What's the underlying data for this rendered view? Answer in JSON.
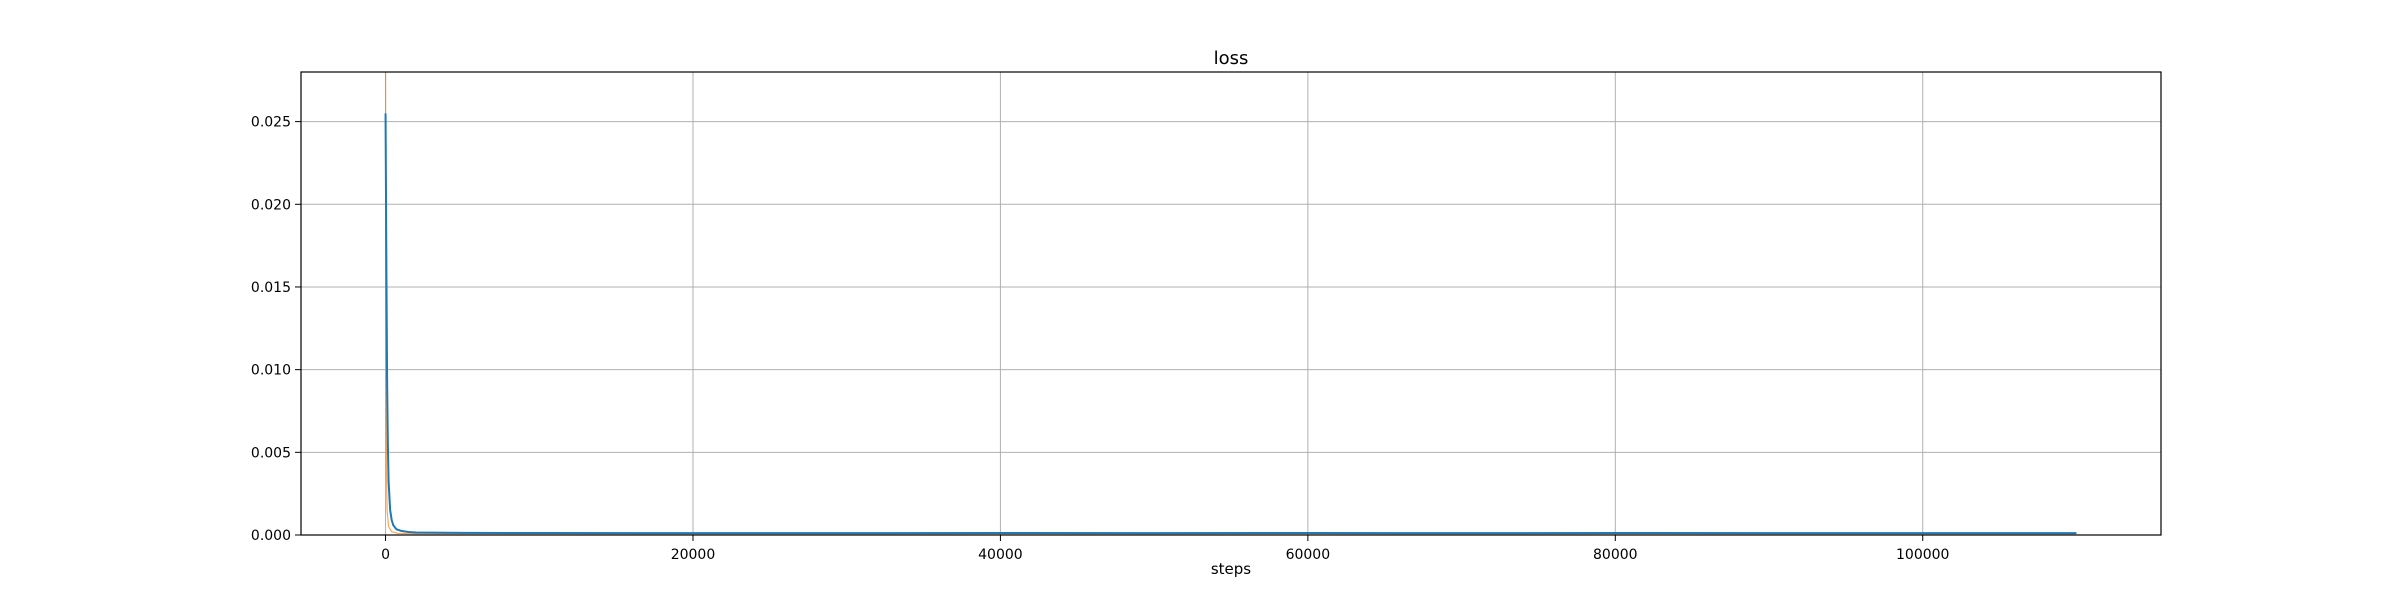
{
  "chart_data": {
    "type": "line",
    "title": "loss",
    "xlabel": "steps",
    "ylabel": "",
    "xlim": [
      -5500,
      115500
    ],
    "ylim": [
      0,
      0.028
    ],
    "x_ticks": [
      0,
      20000,
      40000,
      60000,
      80000,
      100000
    ],
    "x_tick_labels": [
      "0",
      "20000",
      "40000",
      "60000",
      "80000",
      "100000"
    ],
    "y_ticks": [
      0.0,
      0.005,
      0.01,
      0.015,
      0.02,
      0.025
    ],
    "y_tick_labels": [
      "0.000",
      "0.005",
      "0.010",
      "0.015",
      "0.020",
      "0.025"
    ],
    "grid": true,
    "legend": "none",
    "series": [
      {
        "color": "#1f77b4",
        "x": [
          0,
          50,
          100,
          150,
          200,
          300,
          400,
          500,
          700,
          1000,
          1500,
          2000,
          3000,
          5000,
          10000,
          20000,
          30000,
          40000,
          50000,
          60000,
          70000,
          80000,
          90000,
          100000,
          110000
        ],
        "y": [
          0.0255,
          0.017,
          0.0095,
          0.0055,
          0.0032,
          0.0015,
          0.0009,
          0.0006,
          0.00035,
          0.00025,
          0.00018,
          0.00015,
          0.00014,
          0.00013,
          0.00012,
          0.00011,
          0.00011,
          0.00012,
          0.00011,
          0.00012,
          0.00011,
          0.00012,
          0.00011,
          0.00011,
          0.00011
        ]
      },
      {
        "color": "#ff7f0e",
        "x": [
          0,
          10,
          30,
          60,
          100,
          200,
          400,
          800,
          2000,
          110000
        ],
        "y": [
          0.028,
          0.02,
          0.01,
          0.004,
          0.0015,
          0.0005,
          0.0002,
          0.0001,
          8e-05,
          8e-05
        ]
      }
    ]
  }
}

§ §

• TASK BRIEF: Leave the pictures out and copy the rest of the data exactly.

• ANSWER IN FULL:
What's the underlying data for this rendered view? Answer in JSON.
{
  "chart_data": {
    "type": "line",
    "title": "loss",
    "xlabel": "steps",
    "ylabel": "",
    "xlim": [
      -5500,
      115500
    ],
    "ylim": [
      0,
      0.028
    ],
    "x_ticks": [
      0,
      20000,
      40000,
      60000,
      80000,
      100000
    ],
    "x_tick_labels": [
      "0",
      "20000",
      "40000",
      "60000",
      "80000",
      "100000"
    ],
    "y_ticks": [
      0.0,
      0.005,
      0.01,
      0.015,
      0.02,
      0.025
    ],
    "y_tick_labels": [
      "0.000",
      "0.005",
      "0.010",
      "0.015",
      "0.020",
      "0.025"
    ],
    "grid": true,
    "legend": "none",
    "series": [
      {
        "color": "#1f77b4",
        "x": [
          0,
          50,
          100,
          150,
          200,
          300,
          400,
          500,
          700,
          1000,
          1500,
          2000,
          3000,
          5000,
          10000,
          20000,
          30000,
          40000,
          50000,
          60000,
          70000,
          80000,
          90000,
          100000,
          110000
        ],
        "y": [
          0.0255,
          0.017,
          0.0095,
          0.0055,
          0.0032,
          0.0015,
          0.0009,
          0.0006,
          0.00035,
          0.00025,
          0.00018,
          0.00015,
          0.00014,
          0.00013,
          0.00012,
          0.00011,
          0.00011,
          0.00012,
          0.00011,
          0.00012,
          0.00011,
          0.00012,
          0.00011,
          0.00011,
          0.00011
        ]
      },
      {
        "color": "#ff7f0e",
        "x": [
          0,
          10,
          30,
          60,
          100,
          200,
          400,
          800,
          2000,
          110000
        ],
        "y": [
          0.028,
          0.02,
          0.01,
          0.004,
          0.0015,
          0.0005,
          0.0002,
          0.0001,
          8e-05,
          8e-05
        ]
      }
    ]
  }
}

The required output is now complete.